- **Document text**
Wednesday, February 03, 2016

Listening to Prestige Part 168: Bennie Green

Let's start with the music. Bennie Green and Art Farmer have an affinity for each other that keeps on giving.

I talked about sentimentality in my last post, and defended its place in art, but you can also ignore it altogether. Green and Farmer take "My Blue Heaven" at a bebopper's pace, using the melody as a springboard for great improvisation, pretty much forgetting about Molly and me and the baby, although there's a real sweetness to Farmer's restatement of the melody at the end. And although there aren't any blues in that cozy place with the fireplace, these guys find room for them in their improv.

"Cliff Dweller " is a composition by piano player Cliff Smalls, and it kicks off with some very
complex but driving interplay between Smalls, Addison Farmer and Philly Joe Jones. Smalls worked often with Bennie Green, and there may have been an extra affinity there because Smalls was also a trombonist. Further, they shared a taste for the accessibility of rhythm and blues -- Smalls would go on to be the bandleader for Clyde McPhatter, Smokey Robinson, and Brook Benton.

"Let's Stretch" seems to come with no composer credit, so we'll take it as a collectively improvised Five O'clock Blues, and stretch they do, for a well-spent ten-plus minutes.

They finish the set with a nice moody version of "Gone With the Wind."
Now, moving on to the digression. Jazz.com's online encyclopedia gives this biographical note:

Bernard Green was born on April 16, 1923 in Chicago, to a family of musicians. His older brother Elbert had played with trumpeter Roy Eldridge in the local Chicago scene, and both attended DuSable High School, a hotspot for music education at the time. It was under the direction of his music teacher at DuSable where Bennie began to study trombone. 

At a time when music education is disappearing from our test-obsessed schools, it's good to stop and remember how important it was to the American Century in music, our great contribution to world culture. People talk about musicians, particularly soul musicians, and how they learned their music in church, but there were far more who learned in school.

And what about DuSable High? Who started their music careers there?

Holy smoke.

Here's a list from Wikipedia:

  • Gene Ammons — pioneering jazz tenor saxophone player.
  • Ronnie Boykins — jazz bassist, most noted for his work with Sun Ra.
  • Sonny Cohn — jazz trumpet player, perhaps best known for his 24 years playing with Count Basie.

- **Exercise data**
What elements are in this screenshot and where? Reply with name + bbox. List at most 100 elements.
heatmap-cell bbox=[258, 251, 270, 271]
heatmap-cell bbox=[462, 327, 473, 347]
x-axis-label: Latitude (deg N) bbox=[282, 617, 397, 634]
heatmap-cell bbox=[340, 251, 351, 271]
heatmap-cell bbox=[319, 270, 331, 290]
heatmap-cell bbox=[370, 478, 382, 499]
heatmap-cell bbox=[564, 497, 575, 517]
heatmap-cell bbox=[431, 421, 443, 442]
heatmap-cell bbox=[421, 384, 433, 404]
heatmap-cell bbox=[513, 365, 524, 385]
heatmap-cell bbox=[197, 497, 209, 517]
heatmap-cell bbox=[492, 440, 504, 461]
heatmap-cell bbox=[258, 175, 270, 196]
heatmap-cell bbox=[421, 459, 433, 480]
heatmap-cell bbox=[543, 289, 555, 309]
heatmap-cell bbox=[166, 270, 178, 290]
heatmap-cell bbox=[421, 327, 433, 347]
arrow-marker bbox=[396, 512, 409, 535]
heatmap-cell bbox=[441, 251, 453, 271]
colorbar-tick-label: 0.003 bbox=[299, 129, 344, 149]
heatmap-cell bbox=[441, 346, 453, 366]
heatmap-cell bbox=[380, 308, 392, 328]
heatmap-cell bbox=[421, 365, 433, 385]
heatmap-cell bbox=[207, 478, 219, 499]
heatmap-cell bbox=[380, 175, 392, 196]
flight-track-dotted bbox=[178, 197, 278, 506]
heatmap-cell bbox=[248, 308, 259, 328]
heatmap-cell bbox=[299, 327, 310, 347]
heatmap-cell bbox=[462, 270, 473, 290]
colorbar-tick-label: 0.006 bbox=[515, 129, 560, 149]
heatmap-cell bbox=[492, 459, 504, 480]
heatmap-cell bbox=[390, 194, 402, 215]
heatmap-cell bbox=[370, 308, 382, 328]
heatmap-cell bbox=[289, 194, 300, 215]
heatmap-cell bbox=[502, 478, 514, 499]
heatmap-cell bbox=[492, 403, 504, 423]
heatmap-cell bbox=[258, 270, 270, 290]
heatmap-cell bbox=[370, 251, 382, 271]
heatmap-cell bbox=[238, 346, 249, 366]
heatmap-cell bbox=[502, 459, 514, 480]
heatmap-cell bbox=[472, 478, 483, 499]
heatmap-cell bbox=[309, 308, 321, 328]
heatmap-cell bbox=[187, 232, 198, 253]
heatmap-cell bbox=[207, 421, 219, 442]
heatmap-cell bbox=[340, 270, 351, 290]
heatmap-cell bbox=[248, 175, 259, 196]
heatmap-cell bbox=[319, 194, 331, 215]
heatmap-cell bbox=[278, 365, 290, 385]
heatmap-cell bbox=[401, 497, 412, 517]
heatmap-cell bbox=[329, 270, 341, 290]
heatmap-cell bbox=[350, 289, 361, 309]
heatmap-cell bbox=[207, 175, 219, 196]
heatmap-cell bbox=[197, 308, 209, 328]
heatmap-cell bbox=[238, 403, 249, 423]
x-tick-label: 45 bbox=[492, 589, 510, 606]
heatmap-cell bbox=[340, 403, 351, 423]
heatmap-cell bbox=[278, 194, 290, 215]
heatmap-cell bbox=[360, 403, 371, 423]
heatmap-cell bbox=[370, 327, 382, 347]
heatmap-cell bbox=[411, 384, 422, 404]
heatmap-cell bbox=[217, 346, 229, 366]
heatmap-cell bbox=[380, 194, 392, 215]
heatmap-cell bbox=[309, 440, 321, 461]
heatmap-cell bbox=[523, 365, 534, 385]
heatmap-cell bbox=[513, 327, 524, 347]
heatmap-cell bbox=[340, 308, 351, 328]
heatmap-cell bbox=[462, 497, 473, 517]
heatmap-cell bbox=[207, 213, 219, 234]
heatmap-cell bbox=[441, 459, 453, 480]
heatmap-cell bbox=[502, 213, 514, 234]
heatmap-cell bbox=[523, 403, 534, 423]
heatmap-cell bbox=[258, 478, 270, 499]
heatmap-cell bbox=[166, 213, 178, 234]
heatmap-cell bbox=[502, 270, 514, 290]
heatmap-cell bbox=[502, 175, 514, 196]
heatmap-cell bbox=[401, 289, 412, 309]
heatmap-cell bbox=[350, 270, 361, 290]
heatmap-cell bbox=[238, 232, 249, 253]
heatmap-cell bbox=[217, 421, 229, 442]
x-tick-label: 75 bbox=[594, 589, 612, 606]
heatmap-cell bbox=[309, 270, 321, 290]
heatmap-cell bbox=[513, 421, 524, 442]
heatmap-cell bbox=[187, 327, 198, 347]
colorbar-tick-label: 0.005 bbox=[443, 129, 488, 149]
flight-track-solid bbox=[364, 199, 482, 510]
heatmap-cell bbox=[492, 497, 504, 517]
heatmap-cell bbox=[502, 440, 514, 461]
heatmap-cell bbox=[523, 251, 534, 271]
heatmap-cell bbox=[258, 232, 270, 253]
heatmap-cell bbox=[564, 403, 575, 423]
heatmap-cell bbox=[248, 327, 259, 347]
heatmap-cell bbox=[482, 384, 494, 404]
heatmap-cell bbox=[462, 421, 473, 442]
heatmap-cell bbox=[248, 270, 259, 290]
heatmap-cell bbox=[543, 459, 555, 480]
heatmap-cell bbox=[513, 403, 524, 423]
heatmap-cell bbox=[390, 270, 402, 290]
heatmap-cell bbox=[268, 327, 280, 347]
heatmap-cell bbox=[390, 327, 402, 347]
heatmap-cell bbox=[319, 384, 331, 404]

- **Task brief**
Pick up the blog post on Bennie Green's Prestige session right after its final sentence and keep writing it.

- **Result of the exercise**
  • Nat King Cole — pianist and crooner, predominantly of pop and jazz works (Unforgettable).
  • Jerome Cooper — jazz musician who specialized in percussion.
  • Don Cornelius — television show host and producer, best known as the creator and host of Soul Train. 
  • Richard Davis — bassist and professor of music at the University of Wisconsin–Madison.
  • Dorothy Donegan — jazz pianist.
  • Von Freeman — jazz tenor saxophonist.
  • John Gilmore — clarinet and saxophone player, best known for his time with the Sun Ra Arkestra, a group he briefly led after Sun Ra's death.
  • Johnny Griffin — bebop and hard bop tenor saxophone player.
  • Eddie Harris — jazz musician best known for playing tenor saxophone and for introducing the electrically amplified saxophone.
  • Johnny Hartman — jazz singer (Lush Life), best known for his work with John Coltrane.
  • Fred Hopkins — jazz bassist.
  • Joseph Jarman — jazz composer, percussionist, clarinetist, and saxophonist.
  • Ella Jenkins — Grammy Award–winning musician and singer educations  best known for her work in folk music and children's music.
  • LeRoy Jenkins — violinist who worked mostly in free jazz.
  • Clifford Jordan — jazz saxophonist.
  • Walter Perkins — jazz percussionist.
  • Julian Priester — jazz trombone player.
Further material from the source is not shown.